Über Freude, Alterität und öffentlichen Raum

Robert Pfaller

»Bohr nicht in der Nase! Schau dir die Frauen an!«

PDF, 7 Seiten

Spiele haben nicht nur Regeln, die angeben, wie gespielt werden muss, sofern man überhaupt spielen will. Sie haben auch Regeln, die befehlen, dass in bestimmten Situationen gespielt werden muss – z. B. : »Heute ist Faschingsdienstag, du musst dich verkleiden!« Diese gebietende Kraft des Spiels wird ausgeübt von dem »als ob«, das jedem Spiel als spezifische Illusion innewohnt. Diese von den Spielenden nicht geglaubte, aber zärtlich aufrechterhaltene Illusion fordert von ihnen auch, gut zu spielen. Denn sonst würde die Illusion gebrochen. Alles Glück in der Kultur aber geht von solchen spielerischen Illusionen aus. Eine postmoderne Ideologie, welche die Individuen dazu anleitet, sich als Spielverderber zu betätigen und alle gesellschaftlichen Rollen abzulehnen, nur weil sie Rollen sind, trägt darum nicht zu einem Gewinn an Freiheit bei. Sie führt nur zu einem Verzicht auf jenen Anteil an Glück, den es in einer konfliktuellen Gesellschaft zu erkämpfen gilt.

- _BEREITGESTELLTES MATERIAL_:
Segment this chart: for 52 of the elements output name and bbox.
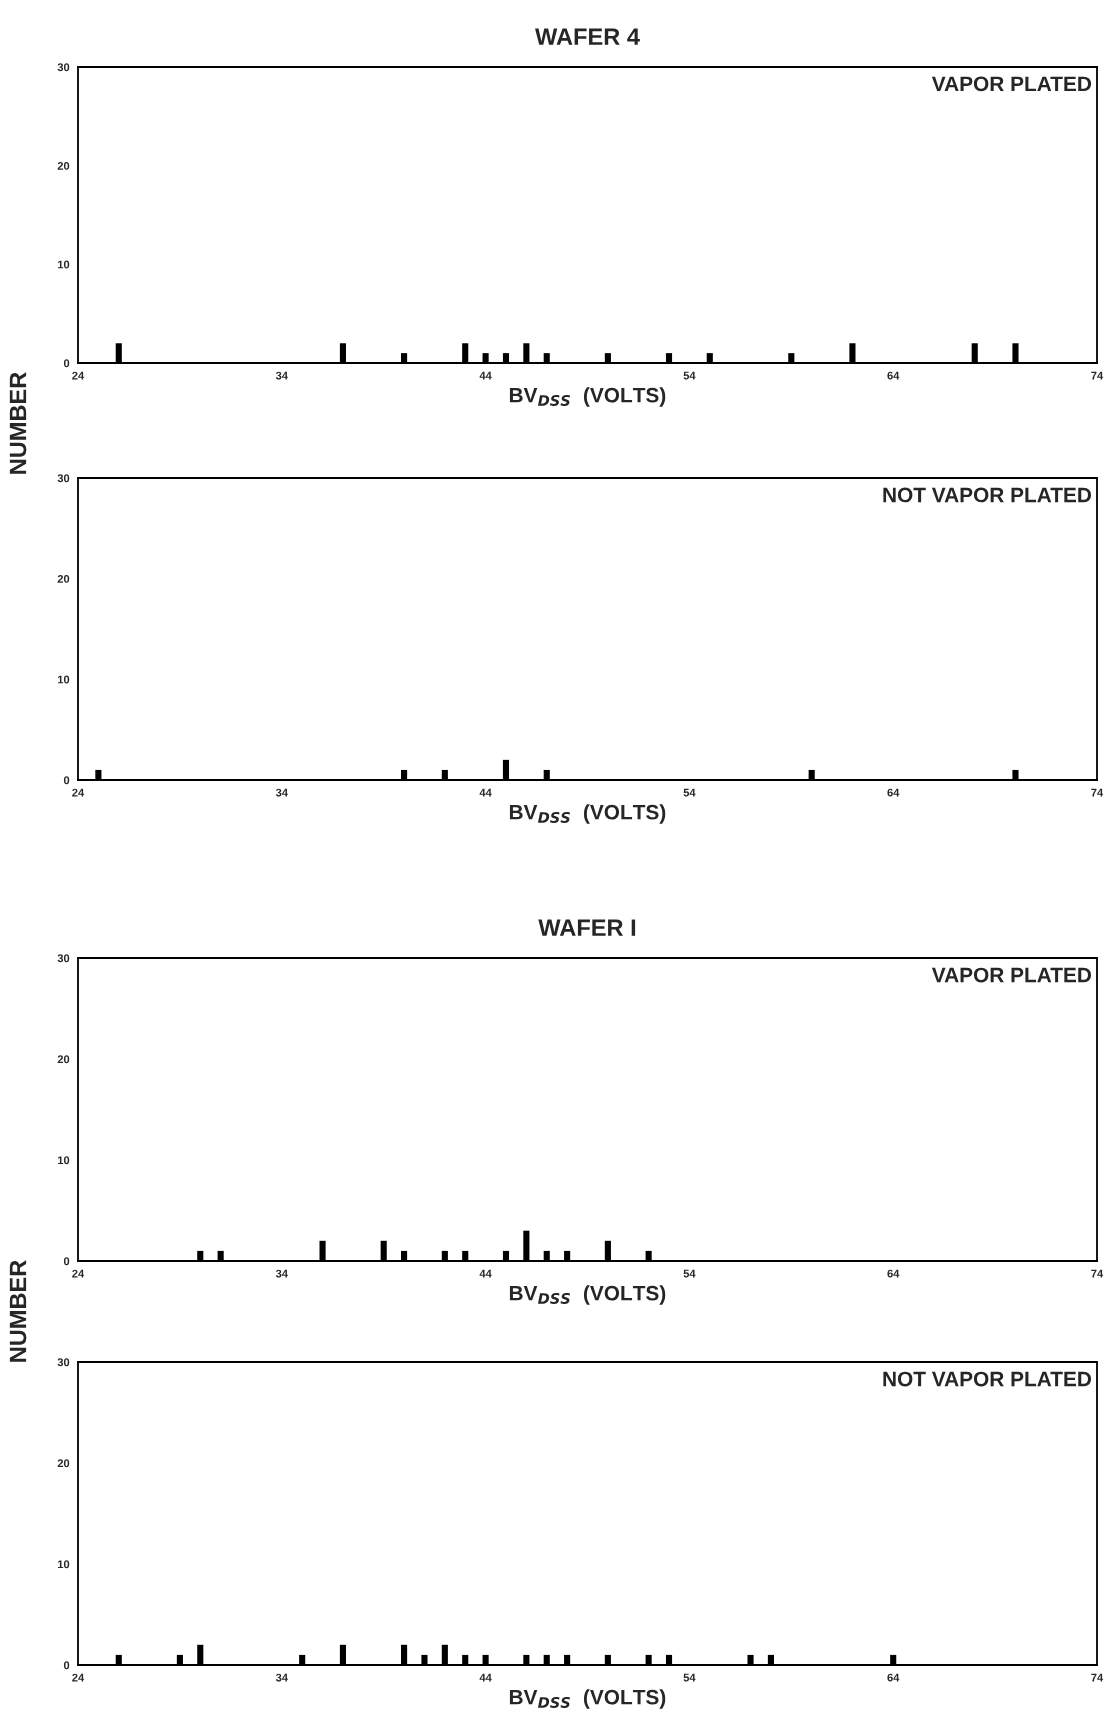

- _AUFGABEN_:
A: Wovon geht laut dem Auszug die gebietende Kraft des Spiels aus?
B: Führe sämtliche Themen auf, die in der Überschrift des Auszugs genannt werden.

- _LÖSUNGEN_:
A: Von dem »als ob«, das jedem Spiel als spezifische Illusion innewohnt.

B: Freude, Alterität, öffentlicher Raum